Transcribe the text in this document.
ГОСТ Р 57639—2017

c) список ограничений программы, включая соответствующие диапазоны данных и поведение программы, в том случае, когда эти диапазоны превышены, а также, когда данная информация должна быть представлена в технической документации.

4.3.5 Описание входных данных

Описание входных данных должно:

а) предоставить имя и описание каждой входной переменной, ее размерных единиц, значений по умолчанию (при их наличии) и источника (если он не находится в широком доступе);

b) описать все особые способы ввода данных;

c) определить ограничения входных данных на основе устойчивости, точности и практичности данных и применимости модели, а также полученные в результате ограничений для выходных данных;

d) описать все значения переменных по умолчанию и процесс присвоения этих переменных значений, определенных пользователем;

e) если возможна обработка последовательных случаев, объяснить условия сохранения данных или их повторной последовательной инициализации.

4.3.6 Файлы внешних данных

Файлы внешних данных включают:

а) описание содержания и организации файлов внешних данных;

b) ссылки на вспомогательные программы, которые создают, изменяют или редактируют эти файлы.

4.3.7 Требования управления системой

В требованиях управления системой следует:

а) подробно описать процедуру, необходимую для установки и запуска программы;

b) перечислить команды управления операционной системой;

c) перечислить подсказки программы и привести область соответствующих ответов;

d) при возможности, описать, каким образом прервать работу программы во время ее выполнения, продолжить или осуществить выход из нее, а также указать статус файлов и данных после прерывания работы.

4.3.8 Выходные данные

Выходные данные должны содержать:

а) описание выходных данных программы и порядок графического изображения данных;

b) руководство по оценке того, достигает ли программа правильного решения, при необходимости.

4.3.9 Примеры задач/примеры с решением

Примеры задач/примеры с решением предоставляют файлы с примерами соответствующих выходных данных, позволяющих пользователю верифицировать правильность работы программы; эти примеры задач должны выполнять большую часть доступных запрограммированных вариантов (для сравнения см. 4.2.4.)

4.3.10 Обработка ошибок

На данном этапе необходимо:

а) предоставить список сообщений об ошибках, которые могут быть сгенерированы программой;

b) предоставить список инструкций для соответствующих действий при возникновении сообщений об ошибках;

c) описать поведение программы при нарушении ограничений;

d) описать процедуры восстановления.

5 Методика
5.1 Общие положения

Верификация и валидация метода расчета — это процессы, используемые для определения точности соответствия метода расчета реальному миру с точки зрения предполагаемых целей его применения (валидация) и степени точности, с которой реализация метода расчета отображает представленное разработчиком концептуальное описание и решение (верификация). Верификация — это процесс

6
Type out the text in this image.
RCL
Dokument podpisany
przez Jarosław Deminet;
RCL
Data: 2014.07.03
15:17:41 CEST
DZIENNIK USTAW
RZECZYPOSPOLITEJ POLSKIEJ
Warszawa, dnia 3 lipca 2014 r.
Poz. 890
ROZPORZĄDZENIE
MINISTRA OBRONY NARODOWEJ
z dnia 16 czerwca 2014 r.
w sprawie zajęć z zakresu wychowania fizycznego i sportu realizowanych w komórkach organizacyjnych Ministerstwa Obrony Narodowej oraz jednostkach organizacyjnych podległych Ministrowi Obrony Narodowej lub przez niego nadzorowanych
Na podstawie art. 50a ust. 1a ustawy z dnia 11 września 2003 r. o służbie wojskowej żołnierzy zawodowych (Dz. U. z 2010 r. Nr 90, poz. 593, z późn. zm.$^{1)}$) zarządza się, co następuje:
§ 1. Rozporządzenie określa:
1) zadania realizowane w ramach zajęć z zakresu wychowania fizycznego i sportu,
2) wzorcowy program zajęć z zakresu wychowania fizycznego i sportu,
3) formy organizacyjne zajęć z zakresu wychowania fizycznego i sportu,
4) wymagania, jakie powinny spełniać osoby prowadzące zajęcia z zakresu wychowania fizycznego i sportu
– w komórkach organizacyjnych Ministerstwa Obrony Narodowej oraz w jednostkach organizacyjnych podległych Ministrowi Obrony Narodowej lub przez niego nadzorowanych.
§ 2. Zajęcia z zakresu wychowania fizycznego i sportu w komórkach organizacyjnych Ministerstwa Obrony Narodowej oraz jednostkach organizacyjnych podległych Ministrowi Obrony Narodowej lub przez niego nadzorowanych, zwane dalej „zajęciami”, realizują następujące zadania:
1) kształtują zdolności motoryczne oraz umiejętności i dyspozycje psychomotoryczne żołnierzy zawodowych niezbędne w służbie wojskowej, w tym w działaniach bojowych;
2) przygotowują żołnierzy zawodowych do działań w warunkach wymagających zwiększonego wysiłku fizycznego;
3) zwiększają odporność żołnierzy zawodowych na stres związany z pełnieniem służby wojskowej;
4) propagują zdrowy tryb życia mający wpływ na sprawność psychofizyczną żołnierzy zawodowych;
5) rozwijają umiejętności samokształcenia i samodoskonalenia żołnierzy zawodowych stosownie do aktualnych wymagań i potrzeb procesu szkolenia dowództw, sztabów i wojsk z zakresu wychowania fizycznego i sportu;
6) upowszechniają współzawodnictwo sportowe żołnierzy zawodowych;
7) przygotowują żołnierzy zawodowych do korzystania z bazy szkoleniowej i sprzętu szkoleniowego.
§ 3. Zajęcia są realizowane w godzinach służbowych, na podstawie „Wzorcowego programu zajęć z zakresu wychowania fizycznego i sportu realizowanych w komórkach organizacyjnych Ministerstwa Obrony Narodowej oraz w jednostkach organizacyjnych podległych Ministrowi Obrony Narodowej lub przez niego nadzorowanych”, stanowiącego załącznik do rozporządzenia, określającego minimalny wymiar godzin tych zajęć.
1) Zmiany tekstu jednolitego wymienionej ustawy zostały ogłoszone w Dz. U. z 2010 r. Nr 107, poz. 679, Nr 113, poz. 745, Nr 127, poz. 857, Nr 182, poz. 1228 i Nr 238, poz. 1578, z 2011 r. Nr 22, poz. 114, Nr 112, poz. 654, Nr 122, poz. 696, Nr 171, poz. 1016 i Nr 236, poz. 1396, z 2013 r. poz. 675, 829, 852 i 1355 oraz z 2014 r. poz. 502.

====

• What you should do:
Return all of the above records exactly, leaving no line out.

• The answer:
Transcribe the text in this document.
ГОСТ Р 57639—2017

c) список ограничений программы, включая соответствующие диапазоны данных и поведение программы, в том случае, когда эти диапазоны превышены, а также, когда данная информация должна быть представлена в технической документации.

4.3.5 Описание входных данных

Описание входных данных должно:

а) предоставить имя и описание каждой входной переменной, ее размерных единиц, значений по умолчанию (при их наличии) и источника (если он не находится в широком доступе);

b) описать все особые способы ввода данных;

c) определить ограничения входных данных на основе устойчивости, точности и практичности данных и применимости модели, а также полученные в результате ограничений для выходных данных;

d) описать все значения переменных по умолчанию и процесс присвоения этих переменных значений, определенных пользователем;

e) если возможна обработка последовательных случаев, объяснить условия сохранения данных или их повторной последовательной инициализации.

4.3.6 Файлы внешних данных

Файлы внешних данных включают:

а) описание содержания и организации файлов внешних данных;

b) ссылки на вспомогательные программы, которые создают, изменяют или редактируют эти файлы.

4.3.7 Требования управления системой

В требованиях управления системой следует:

а) подробно описать процедуру, необходимую для установки и запуска программы;

b) перечислить команды управления операционной системой;

c) перечислить подсказки программы и привести область соответствующих ответов;

d) при возможности, описать, каким образом прервать работу программы во время ее выполнения, продолжить или осуществить выход из нее, а также указать статус файлов и данных после прерывания работы.

4.3.8 Выходные данные

Выходные данные должны содержать:

а) описание выходных данных программы и порядок графического изображения данных;

b) руководство по оценке того, достигает ли программа правильного решения, при необходимости.

4.3.9 Примеры задач/примеры с решением

Примеры задач/примеры с решением предоставляют файлы с примерами соответствующих выходных данных, позволяющих пользователю верифицировать правильность работы программы; эти примеры задач должны выполнять большую часть доступных запрограммированных вариантов (для сравнения см. 4.2.4.)

4.3.10 Обработка ошибок

На данном этапе необходимо:

а) предоставить список сообщений об ошибках, которые могут быть сгенерированы программой;

b) предоставить список инструкций для соответствующих действий при возникновении сообщений об ошибках;

c) описать поведение программы при нарушении ограничений;

d) описать процедуры восстановления.

5 Методика
5.1 Общие положения

Верификация и валидация метода расчета — это процессы, используемые для определения точности соответствия метода расчета реальному миру с точки зрения предполагаемых целей его применения (валидация) и степени точности, с которой реализация метода расчета отображает представленное разработчиком концептуальное описание и решение (верификация). Верификация — это процесс

6
Type out the text in this image.
RCL
Dokument podpisany
przez Jarosław Deminet;
RCL
Data: 2014.07.03
15:17:41 CEST
DZIENNIK USTAW
RZECZYPOSPOLITEJ POLSKIEJ
Warszawa, dnia 3 lipca 2014 r.
Poz. 890
ROZPORZĄDZENIE
MINISTRA OBRONY NARODOWEJ
z dnia 16 czerwca 2014 r.
w sprawie zajęć z zakresu wychowania fizycznego i sportu realizowanych w komórkach organizacyjnych Ministerstwa Obrony Narodowej oraz jednostkach organizacyjnych podległych Ministrowi Obrony Narodowej lub przez niego nadzorowanych
Na podstawie art. 50a ust. 1a ustawy z dnia 11 września 2003 r. o służbie wojskowej żołnierzy zawodowych (Dz. U. z 2010 r. Nr 90, poz. 593, z późn. zm.$^{1)}$) zarządza się, co następuje:
§ 1. Rozporządzenie określa:
1) zadania realizowane w ramach zajęć z zakresu wychowania fizycznego i sportu,
2) wzorcowy program zajęć z zakresu wychowania fizycznego i sportu,
3) formy organizacyjne zajęć z zakresu wychowania fizycznego i sportu,
4) wymagania, jakie powinny spełniać osoby prowadzące zajęcia z zakresu wychowania fizycznego i sportu
– w komórkach organizacyjnych Ministerstwa Obrony Narodowej oraz w jednostkach organizacyjnych podległych Ministrowi Obrony Narodowej lub przez niego nadzorowanych.
§ 2. Zajęcia z zakresu wychowania fizycznego i sportu w komórkach organizacyjnych Ministerstwa Obrony Narodowej oraz jednostkach organizacyjnych podległych Ministrowi Obrony Narodowej lub przez niego nadzorowanych, zwane dalej „zajęciami”, realizują następujące zadania:
1) kształtują zdolności motoryczne oraz umiejętności i dyspozycje psychomotoryczne żołnierzy zawodowych niezbędne w służbie wojskowej, w tym w działaniach bojowych;
2) przygotowują żołnierzy zawodowych do działań w warunkach wymagających zwiększonego wysiłku fizycznego;
3) zwiększają odporność żołnierzy zawodowych na stres związany z pełnieniem służby wojskowej;
4) propagują zdrowy tryb życia mający wpływ na sprawność psychofizyczną żołnierzy zawodowych;
5) rozwijają umiejętności samokształcenia i samodoskonalenia żołnierzy zawodowych stosownie do aktualnych wymagań i potrzeb procesu szkolenia dowództw, sztabów i wojsk z zakresu wychowania fizycznego i sportu;
6) upowszechniają współzawodnictwo sportowe żołnierzy zawodowych;
7) przygotowują żołnierzy zawodowych do korzystania z bazy szkoleniowej i sprzętu szkoleniowego.
§ 3. Zajęcia są realizowane w godzinach służbowych, na podstawie „Wzorcowego programu zajęć z zakresu wychowania fizycznego i sportu realizowanych w komórkach organizacyjnych Ministerstwa Obrony Narodowej oraz w jednostkach organizacyjnych podległych Ministrowi Obrony Narodowej lub przez niego nadzorowanych”, stanowiącego załącznik do rozporządzenia, określającego minimalny wymiar godzin tych zajęć.
1) Zmiany tekstu jednolitego wymienionej ustawy zostały ogłoszone w Dz. U. z 2010 r. Nr 107, poz. 679, Nr 113, poz. 745, Nr 127, poz. 857, Nr 182, poz. 1228 i Nr 238, poz. 1578, z 2011 r. Nr 22, poz. 114, Nr 112, poz. 654, Nr 122, poz. 696, Nr 171, poz. 1016 i Nr 236, poz. 1396, z 2013 r. poz. 675, 829, 852 i 1355 oraz z 2014 r. poz. 502.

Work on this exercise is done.